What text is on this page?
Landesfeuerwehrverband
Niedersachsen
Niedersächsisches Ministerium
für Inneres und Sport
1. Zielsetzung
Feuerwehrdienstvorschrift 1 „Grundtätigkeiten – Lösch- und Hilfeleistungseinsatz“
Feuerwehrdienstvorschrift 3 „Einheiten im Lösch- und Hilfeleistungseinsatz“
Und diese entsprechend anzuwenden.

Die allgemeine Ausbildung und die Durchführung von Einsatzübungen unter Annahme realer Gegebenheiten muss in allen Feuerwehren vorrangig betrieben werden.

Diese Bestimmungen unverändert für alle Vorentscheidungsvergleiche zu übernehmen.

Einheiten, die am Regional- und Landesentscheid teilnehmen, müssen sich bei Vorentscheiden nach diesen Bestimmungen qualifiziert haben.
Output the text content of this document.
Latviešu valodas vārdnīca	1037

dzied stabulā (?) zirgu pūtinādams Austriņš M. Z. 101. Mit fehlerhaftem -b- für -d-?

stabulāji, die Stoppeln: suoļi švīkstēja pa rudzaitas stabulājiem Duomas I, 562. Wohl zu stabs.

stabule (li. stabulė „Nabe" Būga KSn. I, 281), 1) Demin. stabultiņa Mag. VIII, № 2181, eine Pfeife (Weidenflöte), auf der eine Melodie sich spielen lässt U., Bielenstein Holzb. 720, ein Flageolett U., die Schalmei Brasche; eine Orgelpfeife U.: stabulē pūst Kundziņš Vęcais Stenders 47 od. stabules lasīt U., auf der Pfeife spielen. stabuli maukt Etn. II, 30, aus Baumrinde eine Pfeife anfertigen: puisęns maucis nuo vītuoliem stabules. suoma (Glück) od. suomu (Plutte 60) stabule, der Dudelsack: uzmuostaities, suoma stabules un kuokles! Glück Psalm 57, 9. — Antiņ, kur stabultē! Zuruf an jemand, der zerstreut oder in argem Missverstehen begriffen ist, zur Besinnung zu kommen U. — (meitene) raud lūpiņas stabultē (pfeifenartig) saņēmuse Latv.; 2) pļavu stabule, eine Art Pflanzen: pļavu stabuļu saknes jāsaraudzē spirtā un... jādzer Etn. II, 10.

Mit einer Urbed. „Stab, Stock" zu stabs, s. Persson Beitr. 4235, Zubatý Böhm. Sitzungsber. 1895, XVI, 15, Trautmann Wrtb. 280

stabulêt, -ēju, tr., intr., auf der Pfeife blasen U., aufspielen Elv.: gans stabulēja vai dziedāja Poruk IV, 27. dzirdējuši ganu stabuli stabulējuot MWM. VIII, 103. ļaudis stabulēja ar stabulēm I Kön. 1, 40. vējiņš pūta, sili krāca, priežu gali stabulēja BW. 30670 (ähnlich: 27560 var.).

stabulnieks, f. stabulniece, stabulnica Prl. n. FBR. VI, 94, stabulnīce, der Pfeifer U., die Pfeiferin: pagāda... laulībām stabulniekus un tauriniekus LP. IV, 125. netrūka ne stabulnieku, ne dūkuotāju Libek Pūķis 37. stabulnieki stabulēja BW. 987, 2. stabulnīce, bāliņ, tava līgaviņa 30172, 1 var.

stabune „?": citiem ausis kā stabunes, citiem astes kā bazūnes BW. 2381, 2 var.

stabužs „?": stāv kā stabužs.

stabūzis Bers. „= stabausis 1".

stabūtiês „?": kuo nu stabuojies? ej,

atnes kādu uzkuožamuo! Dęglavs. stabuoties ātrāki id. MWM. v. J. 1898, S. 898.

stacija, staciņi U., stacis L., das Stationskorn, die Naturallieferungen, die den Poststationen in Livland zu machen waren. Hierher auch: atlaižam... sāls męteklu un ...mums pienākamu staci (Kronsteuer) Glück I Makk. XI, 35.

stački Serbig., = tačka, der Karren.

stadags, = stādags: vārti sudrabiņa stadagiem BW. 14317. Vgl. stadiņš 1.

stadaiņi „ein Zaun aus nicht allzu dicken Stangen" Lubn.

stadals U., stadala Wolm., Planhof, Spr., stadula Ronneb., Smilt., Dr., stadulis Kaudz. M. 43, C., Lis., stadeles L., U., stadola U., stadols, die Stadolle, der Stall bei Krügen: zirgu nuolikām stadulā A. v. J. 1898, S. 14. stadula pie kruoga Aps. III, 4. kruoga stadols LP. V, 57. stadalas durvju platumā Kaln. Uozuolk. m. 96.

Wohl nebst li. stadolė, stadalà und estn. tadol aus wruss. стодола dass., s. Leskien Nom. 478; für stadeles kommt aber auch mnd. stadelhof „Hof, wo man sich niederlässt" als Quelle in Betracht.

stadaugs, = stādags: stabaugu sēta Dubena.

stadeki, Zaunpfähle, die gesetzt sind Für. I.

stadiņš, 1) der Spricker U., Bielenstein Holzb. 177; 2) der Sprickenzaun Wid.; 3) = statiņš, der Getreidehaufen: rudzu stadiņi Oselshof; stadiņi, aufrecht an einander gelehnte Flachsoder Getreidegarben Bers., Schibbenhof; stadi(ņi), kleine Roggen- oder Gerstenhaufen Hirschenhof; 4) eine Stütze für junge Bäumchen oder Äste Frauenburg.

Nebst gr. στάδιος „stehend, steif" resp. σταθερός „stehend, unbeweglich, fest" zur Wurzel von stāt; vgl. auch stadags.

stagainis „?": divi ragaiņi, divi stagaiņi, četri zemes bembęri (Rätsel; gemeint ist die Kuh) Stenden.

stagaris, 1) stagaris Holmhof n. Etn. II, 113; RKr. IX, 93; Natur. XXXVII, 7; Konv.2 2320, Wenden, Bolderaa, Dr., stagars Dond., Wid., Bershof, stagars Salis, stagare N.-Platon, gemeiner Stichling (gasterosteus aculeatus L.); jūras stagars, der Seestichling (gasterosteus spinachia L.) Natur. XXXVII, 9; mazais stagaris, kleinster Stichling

* **Work to complete**
Isolate the lines above that contain the word "Holzb" and copy them.

* **Output below**
stabule (li. stabulė „Nabe" Būga KSn. I, 281), 1) Demin. stabultiņa Mag. VIII, № 2181, eine Pfeife (Weidenflöte), auf der eine Melodie sich spielen lässt U., Bielenstein Holzb. 720, ein Flageolett U., die Schalmei Brasche; eine Orgelpfeife U.: stabulē pūst Kundziņš Vęcais Stenders 47 od. stabules lasīt U., auf der Pfeife spielen. stabuli maukt Etn. II, 30, aus Baumrinde eine Pfeife anfertigen: puisęns maucis nuo vītuoliem stabules. suoma (Glück) od. suomu (Plutte 60) stabule, der Dudelsack: uzmuostaities, suoma stabules un kuokles! Glück Psalm 57, 9. — Antiņ, kur stabultē! Zuruf an jemand, der zerstreut oder in argem Missverstehen begriffen ist, zur Besinnung zu kommen U. — (meitene) raud lūpiņas stabultē (pfeifenartig) saņēmuse Latv.; 2) pļavu stabule, eine Art Pflanzen: pļavu stabuļu saknes jāsaraudzē spirtā un... jādzer Etn. II, 10.
stadiņš, 1) der Spricker U., Bielenstein Holzb. 177; 2) der Sprickenzaun Wid.; 3) = statiņš, der Getreidehaufen: rudzu stadiņi Oselshof; stadiņi, aufrecht an einander gelehnte Flachsoder Getreidegarben Bers., Schibbenhof; stadi(ņi), kleine Roggen- oder Gerstenhaufen Hirschenhof; 4) eine Stütze für junge Bäumchen oder Äste Frauenburg.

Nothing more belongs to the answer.